• Problem: Only the lines with the string "Zukunft" are needed; return each of them from the entries below.

• Data section:
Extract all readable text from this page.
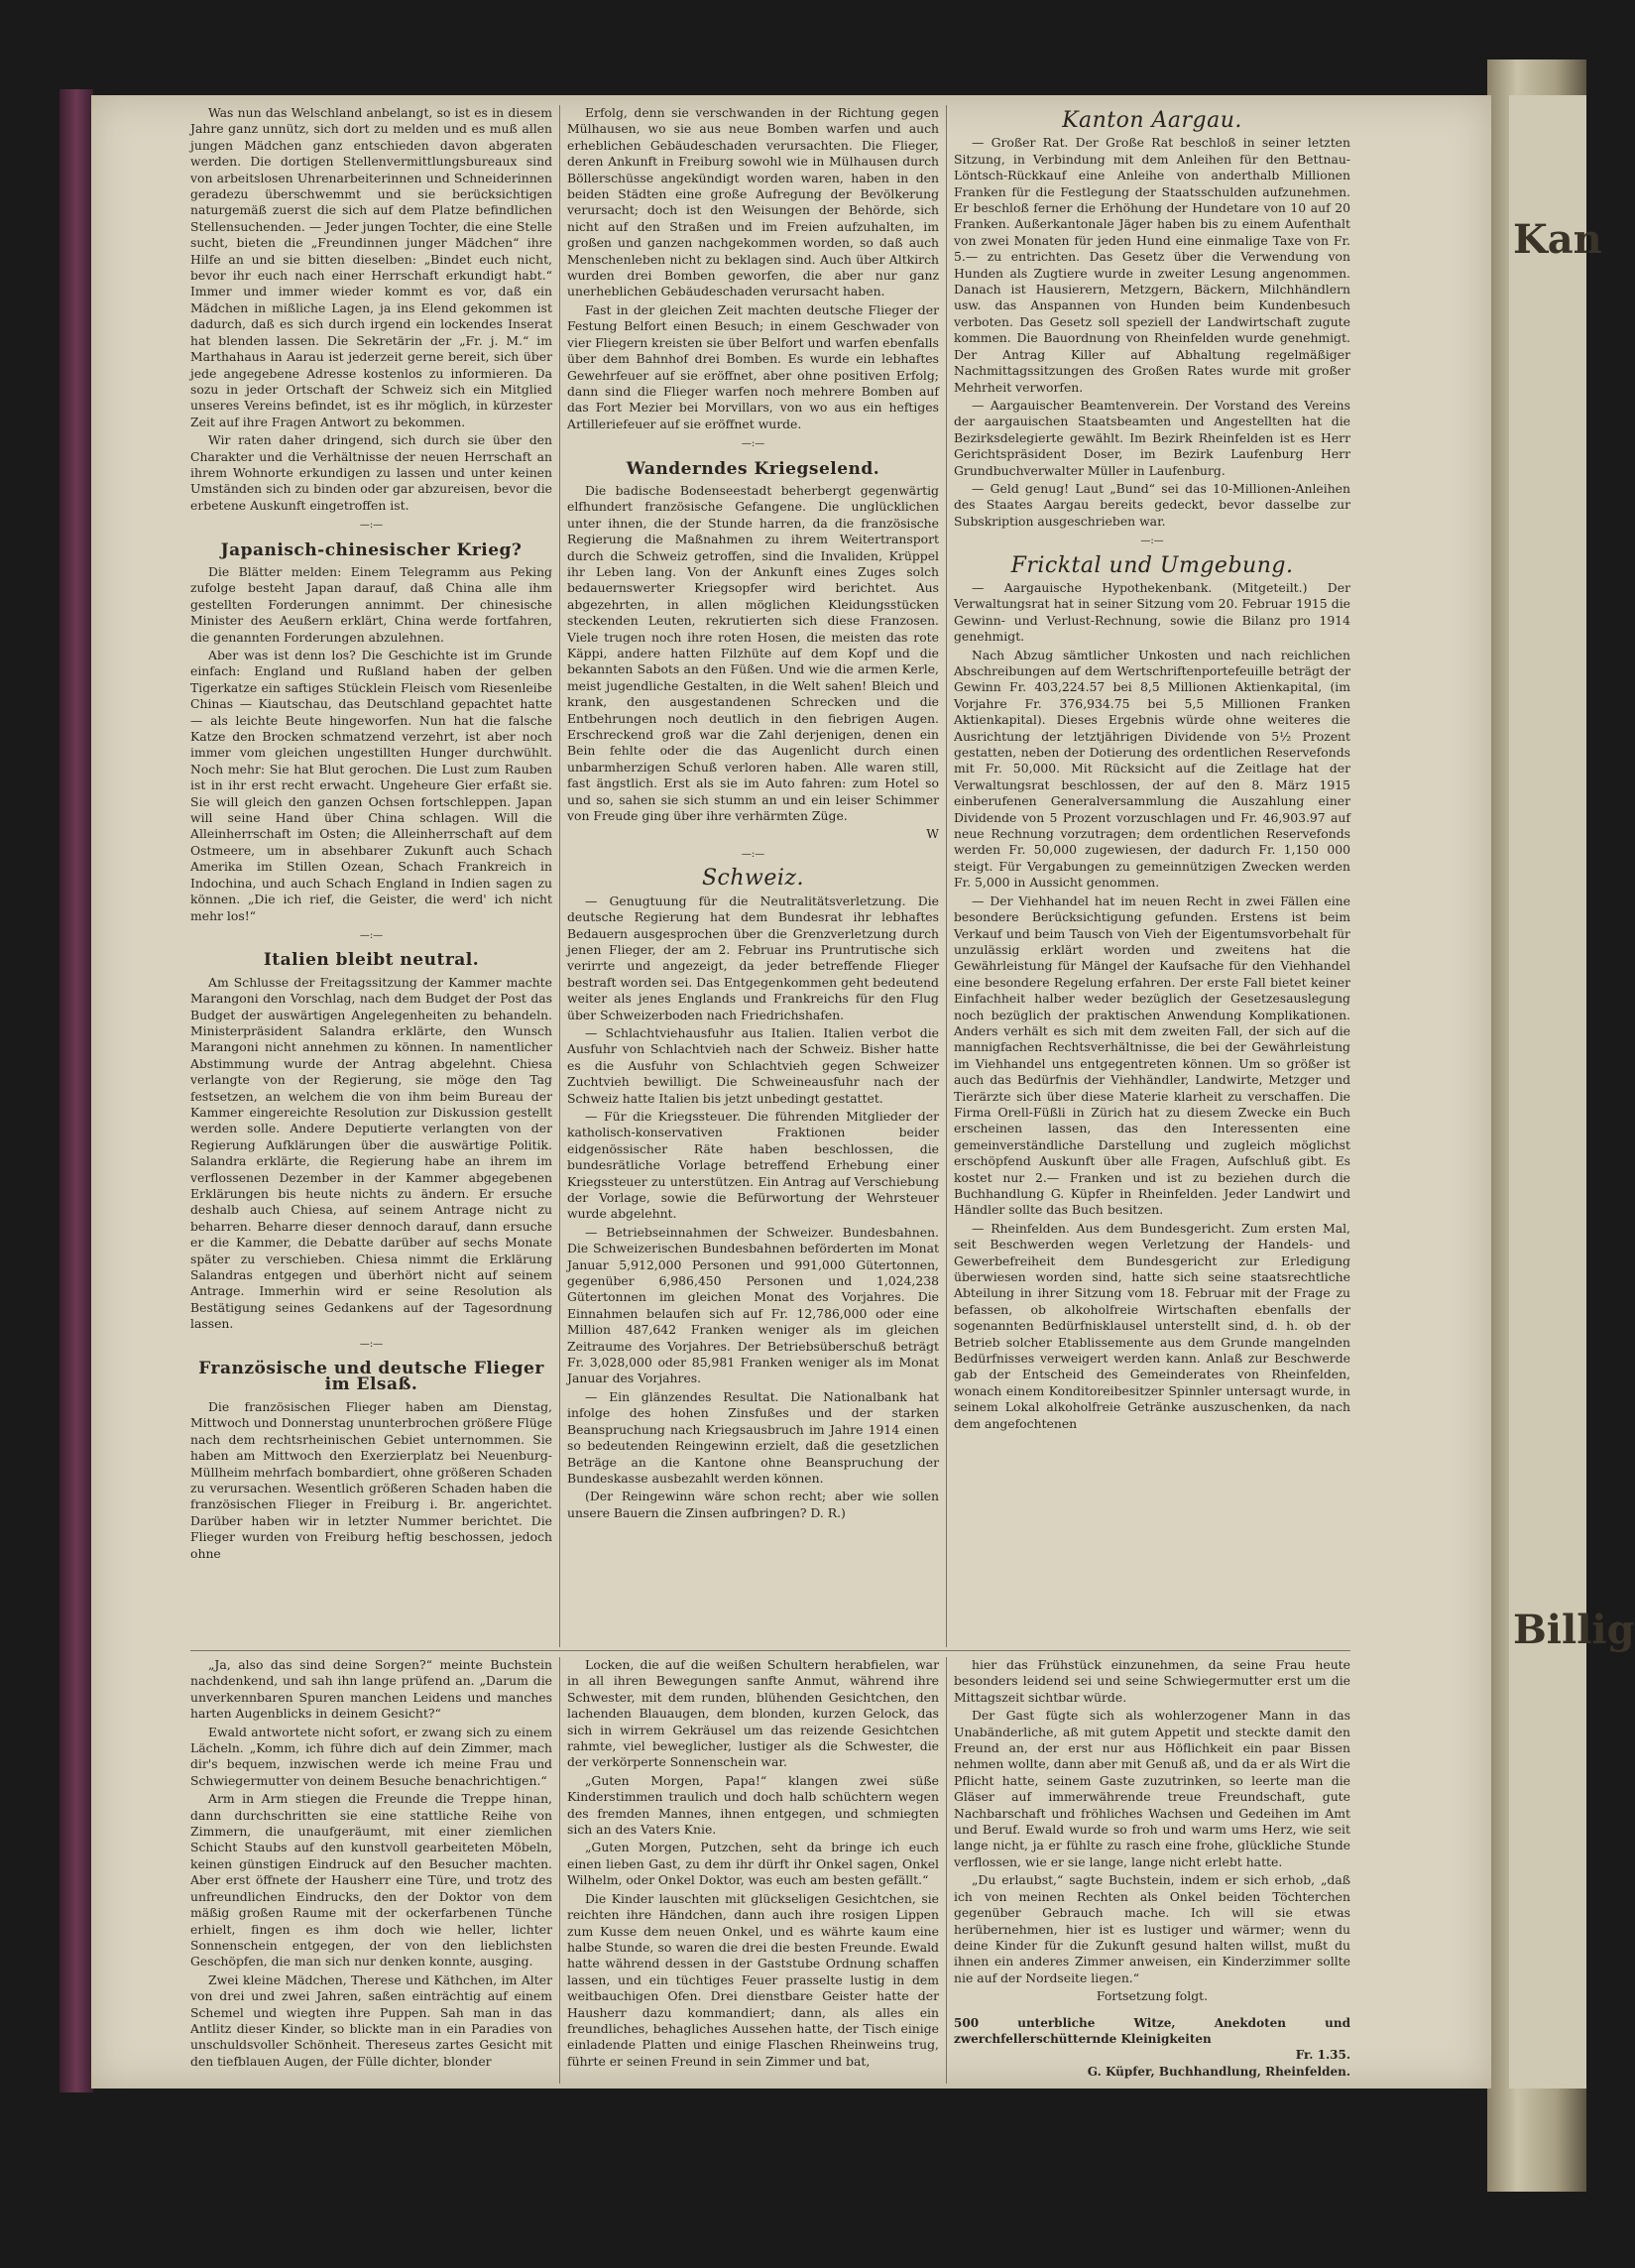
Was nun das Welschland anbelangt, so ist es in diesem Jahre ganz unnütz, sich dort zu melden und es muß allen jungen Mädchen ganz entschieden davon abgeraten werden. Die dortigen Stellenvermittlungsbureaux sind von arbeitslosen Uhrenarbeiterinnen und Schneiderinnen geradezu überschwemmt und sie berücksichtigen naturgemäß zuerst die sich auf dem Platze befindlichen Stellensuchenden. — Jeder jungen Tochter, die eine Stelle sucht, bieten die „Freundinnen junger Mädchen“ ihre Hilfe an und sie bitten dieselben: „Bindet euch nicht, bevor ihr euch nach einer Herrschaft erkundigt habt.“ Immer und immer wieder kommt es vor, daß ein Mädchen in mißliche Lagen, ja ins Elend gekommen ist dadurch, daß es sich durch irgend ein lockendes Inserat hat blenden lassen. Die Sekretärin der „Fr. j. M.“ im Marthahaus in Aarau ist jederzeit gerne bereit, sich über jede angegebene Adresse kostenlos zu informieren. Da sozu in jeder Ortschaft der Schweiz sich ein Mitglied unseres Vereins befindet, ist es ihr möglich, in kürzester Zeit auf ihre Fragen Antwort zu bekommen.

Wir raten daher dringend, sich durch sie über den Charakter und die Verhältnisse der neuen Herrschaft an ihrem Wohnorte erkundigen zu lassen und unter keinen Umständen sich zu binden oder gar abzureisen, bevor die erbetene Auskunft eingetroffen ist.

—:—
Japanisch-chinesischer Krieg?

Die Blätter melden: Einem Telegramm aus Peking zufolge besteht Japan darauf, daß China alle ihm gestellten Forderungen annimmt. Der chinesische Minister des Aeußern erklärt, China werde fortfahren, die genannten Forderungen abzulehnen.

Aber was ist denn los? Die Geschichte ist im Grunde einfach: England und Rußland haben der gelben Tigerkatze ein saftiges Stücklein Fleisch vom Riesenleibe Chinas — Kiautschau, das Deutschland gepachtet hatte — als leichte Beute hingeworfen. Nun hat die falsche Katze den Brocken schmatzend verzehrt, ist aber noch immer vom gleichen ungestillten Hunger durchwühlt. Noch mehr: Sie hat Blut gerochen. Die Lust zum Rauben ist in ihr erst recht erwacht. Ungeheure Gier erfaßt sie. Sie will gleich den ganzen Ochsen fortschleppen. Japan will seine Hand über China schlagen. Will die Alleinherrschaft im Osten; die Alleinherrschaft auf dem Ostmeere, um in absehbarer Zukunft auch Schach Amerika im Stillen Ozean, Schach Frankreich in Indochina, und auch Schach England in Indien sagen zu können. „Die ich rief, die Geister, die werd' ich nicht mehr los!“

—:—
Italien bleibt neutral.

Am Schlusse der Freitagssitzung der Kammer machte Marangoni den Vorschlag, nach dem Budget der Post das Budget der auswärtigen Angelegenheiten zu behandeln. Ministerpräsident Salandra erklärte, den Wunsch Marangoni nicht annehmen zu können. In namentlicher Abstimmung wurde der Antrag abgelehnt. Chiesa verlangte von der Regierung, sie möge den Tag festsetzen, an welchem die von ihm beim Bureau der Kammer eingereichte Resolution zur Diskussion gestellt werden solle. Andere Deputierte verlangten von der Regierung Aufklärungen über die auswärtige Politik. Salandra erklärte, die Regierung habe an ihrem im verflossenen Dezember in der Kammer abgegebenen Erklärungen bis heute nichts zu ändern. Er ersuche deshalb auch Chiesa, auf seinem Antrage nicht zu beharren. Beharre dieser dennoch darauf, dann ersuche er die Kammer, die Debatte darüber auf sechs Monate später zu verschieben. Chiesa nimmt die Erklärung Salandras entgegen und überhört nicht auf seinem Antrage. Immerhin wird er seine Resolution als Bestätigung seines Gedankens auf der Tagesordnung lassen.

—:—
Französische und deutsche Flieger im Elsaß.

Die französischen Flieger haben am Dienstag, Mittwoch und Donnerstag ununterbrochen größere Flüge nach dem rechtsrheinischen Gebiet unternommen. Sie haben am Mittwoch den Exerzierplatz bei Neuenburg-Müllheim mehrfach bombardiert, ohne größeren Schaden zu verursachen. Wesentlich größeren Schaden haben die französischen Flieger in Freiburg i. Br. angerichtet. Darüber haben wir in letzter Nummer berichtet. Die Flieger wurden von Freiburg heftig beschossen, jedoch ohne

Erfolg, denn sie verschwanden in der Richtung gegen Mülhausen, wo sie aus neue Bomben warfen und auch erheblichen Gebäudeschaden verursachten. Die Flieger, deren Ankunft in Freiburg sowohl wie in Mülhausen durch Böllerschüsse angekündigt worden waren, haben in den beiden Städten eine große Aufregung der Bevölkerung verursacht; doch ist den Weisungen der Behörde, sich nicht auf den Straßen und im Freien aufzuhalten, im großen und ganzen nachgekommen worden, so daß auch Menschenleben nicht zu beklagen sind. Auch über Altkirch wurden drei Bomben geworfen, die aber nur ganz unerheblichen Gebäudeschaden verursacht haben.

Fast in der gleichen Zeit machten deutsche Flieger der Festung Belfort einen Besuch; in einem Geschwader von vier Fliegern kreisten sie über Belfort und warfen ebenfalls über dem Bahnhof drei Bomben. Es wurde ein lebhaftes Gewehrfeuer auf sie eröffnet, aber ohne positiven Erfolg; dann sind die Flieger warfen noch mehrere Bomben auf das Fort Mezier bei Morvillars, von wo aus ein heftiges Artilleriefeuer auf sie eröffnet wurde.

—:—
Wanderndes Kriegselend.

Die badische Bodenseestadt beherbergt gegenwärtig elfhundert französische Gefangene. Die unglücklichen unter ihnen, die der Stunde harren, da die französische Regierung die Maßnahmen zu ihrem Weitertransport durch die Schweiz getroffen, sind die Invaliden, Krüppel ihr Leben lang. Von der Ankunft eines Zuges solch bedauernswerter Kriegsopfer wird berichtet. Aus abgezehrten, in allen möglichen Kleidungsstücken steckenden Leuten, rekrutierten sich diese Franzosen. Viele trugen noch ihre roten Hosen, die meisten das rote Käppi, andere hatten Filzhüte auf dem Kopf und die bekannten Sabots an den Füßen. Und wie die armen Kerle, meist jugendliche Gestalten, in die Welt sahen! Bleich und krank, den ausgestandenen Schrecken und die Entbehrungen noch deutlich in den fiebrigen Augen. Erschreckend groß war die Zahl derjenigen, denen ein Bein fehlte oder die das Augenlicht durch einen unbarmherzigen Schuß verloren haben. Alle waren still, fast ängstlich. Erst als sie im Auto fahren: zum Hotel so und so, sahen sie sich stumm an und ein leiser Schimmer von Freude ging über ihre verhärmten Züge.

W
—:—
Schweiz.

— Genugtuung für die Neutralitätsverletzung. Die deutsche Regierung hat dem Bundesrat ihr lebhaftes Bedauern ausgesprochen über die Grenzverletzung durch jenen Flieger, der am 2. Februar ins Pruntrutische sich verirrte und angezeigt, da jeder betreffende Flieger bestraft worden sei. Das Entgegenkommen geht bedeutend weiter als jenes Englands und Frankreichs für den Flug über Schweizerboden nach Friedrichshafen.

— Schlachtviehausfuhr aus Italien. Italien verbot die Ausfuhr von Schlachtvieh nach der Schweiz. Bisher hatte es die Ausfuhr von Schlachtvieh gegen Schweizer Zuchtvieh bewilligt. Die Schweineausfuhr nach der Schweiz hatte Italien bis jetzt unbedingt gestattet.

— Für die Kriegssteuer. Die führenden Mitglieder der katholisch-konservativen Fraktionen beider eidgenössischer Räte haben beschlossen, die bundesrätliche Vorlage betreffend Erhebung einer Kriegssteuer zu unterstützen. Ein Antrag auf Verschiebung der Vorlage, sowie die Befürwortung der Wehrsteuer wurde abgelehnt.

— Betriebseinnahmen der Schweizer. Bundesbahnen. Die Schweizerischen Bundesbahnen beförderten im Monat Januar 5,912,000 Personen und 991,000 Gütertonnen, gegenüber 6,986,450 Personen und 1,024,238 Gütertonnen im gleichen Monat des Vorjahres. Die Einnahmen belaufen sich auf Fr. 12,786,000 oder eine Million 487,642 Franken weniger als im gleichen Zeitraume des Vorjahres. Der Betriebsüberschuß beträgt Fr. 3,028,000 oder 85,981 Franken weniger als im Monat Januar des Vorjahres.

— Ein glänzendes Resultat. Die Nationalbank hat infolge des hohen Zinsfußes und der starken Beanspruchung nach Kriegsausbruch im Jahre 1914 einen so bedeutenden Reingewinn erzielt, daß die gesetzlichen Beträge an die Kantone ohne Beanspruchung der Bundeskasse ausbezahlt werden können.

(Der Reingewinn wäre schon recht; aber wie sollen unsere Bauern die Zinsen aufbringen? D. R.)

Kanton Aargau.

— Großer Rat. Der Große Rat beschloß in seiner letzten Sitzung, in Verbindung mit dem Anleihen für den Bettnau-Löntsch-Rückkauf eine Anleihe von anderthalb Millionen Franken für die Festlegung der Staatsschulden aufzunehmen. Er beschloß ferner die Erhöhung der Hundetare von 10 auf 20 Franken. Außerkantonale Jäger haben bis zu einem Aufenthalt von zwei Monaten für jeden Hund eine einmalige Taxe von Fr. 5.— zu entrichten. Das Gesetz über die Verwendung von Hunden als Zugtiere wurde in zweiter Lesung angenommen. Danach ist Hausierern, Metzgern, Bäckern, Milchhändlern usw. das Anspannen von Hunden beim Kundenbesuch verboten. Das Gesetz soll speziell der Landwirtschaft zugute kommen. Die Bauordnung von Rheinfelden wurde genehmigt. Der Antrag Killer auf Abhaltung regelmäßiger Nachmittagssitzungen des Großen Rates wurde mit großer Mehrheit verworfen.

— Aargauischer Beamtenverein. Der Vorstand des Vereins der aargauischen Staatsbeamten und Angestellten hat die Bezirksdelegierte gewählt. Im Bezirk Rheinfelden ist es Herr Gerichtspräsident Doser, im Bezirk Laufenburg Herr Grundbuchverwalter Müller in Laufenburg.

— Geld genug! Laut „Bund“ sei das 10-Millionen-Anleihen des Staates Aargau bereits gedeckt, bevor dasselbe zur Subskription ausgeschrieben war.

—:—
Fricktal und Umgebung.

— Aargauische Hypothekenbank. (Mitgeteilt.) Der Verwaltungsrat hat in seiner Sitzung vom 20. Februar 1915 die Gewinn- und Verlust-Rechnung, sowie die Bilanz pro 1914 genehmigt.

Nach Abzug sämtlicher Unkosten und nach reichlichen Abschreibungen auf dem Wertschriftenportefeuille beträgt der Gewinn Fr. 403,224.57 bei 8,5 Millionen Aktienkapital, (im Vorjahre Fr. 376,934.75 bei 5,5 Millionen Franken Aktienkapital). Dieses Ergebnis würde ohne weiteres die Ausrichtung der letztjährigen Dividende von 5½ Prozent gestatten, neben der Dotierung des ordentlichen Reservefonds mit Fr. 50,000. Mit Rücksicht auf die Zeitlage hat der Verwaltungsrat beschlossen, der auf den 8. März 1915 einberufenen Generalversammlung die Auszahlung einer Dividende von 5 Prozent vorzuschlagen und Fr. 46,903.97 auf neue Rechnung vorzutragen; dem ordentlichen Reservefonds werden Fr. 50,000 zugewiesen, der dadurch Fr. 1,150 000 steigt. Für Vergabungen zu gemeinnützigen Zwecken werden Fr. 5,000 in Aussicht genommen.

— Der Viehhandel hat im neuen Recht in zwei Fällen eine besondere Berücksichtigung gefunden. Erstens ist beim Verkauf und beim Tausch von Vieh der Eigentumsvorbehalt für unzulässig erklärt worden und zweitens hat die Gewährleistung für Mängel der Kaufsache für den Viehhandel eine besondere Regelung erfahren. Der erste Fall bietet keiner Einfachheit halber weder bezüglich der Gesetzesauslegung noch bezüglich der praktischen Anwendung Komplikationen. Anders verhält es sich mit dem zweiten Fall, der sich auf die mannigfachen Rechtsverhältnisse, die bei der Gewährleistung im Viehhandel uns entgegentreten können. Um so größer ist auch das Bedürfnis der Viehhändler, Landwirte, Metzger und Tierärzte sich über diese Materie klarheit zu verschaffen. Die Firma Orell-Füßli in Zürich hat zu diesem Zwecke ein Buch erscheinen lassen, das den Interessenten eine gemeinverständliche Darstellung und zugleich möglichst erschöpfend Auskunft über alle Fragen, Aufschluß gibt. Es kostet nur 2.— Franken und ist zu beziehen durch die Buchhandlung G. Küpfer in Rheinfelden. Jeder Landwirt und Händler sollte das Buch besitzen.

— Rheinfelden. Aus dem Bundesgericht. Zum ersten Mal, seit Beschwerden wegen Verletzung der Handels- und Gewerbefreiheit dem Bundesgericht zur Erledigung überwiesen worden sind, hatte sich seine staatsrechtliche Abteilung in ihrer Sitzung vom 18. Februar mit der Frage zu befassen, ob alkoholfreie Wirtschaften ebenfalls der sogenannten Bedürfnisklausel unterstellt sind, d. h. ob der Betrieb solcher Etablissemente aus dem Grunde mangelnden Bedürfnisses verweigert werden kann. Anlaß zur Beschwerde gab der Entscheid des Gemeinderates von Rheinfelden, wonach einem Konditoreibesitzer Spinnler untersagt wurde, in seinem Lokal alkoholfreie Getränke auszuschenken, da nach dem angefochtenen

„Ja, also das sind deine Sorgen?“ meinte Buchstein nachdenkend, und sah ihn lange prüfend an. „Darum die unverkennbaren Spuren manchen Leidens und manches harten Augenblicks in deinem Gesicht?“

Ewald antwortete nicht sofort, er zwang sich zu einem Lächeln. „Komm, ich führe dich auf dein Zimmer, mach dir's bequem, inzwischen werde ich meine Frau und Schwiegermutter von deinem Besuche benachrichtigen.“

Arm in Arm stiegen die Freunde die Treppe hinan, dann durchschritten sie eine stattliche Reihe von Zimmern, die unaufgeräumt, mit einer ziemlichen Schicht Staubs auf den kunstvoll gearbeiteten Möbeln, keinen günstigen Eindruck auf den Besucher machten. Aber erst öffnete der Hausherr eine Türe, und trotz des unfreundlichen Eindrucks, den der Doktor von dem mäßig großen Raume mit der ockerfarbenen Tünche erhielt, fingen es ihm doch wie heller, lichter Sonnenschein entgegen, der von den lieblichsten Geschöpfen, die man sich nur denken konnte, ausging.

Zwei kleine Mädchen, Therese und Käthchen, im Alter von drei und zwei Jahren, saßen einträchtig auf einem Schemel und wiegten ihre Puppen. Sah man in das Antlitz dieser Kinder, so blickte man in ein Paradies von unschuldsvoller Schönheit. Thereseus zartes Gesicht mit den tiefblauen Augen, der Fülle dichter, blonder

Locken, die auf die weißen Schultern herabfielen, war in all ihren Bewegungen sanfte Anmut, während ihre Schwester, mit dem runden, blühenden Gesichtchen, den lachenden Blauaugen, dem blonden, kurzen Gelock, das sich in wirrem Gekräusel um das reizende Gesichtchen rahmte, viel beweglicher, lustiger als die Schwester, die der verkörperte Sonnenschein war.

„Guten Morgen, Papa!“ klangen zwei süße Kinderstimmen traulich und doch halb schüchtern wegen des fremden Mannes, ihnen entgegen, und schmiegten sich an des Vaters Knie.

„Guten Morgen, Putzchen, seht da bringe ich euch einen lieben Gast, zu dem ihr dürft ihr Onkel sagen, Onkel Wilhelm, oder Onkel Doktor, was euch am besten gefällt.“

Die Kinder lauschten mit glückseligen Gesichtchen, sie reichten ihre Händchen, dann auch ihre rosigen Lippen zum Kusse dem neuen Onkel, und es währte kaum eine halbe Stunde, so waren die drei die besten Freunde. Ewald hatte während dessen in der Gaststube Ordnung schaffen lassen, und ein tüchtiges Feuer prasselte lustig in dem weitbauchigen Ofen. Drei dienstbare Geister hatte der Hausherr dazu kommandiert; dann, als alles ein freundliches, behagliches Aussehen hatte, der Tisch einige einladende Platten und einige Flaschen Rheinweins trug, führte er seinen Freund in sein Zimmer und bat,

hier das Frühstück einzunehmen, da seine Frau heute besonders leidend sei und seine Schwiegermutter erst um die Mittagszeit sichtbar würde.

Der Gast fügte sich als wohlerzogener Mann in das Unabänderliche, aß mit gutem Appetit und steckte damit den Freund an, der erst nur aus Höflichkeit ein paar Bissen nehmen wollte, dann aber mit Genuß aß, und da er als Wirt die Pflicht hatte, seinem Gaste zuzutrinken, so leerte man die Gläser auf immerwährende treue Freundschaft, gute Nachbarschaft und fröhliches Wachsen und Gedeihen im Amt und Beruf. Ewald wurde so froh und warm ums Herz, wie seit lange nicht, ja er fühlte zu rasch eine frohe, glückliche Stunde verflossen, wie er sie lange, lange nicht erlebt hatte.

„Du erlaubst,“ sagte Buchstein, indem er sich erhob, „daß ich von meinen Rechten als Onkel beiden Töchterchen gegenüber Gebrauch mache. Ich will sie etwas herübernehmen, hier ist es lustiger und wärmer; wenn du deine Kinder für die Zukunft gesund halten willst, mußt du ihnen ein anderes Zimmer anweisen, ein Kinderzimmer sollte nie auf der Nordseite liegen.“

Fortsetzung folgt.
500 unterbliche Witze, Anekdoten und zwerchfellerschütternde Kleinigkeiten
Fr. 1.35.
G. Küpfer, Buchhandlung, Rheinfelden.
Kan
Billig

• Response:
Aber was ist denn los? Die Geschichte ist im Grunde einfach: England und Rußland haben der gelben Tigerkatze ein saftiges Stücklein Fleisch vom Riesenleibe Chinas — Kiautschau, das Deutschland gepachtet hatte — als leichte Beute hingeworfen. Nun hat die falsche Katze den Brocken schmatzend verzehrt, ist aber noch immer vom gleichen ungestillten Hunger durchwühlt. Noch mehr: Sie hat Blut gerochen. Die Lust zum Rauben ist in ihr erst recht erwacht. Ungeheure Gier erfaßt sie. Sie will gleich den ganzen Ochsen fortschleppen. Japan will seine Hand über China schlagen. Will die Alleinherrschaft im Osten; die Alleinherrschaft auf dem Ostmeere, um in absehbarer Zukunft auch Schach Amerika im Stillen Ozean, Schach Frankreich in Indochina, und auch Schach England in Indien sagen zu können. „Die ich rief, die Geister, die werd' ich nicht mehr los!“
„Du erlaubst,“ sagte Buchstein, indem er sich erhob, „daß ich von meinen Rechten als Onkel beiden Töchterchen gegenüber Gebrauch mache. Ich will sie etwas herübernehmen, hier ist es lustiger und wärmer; wenn du deine Kinder für die Zukunft gesund halten willst, mußt du ihnen ein anderes Zimmer anweisen, ein Kinderzimmer sollte nie auf der Nordseite liegen.“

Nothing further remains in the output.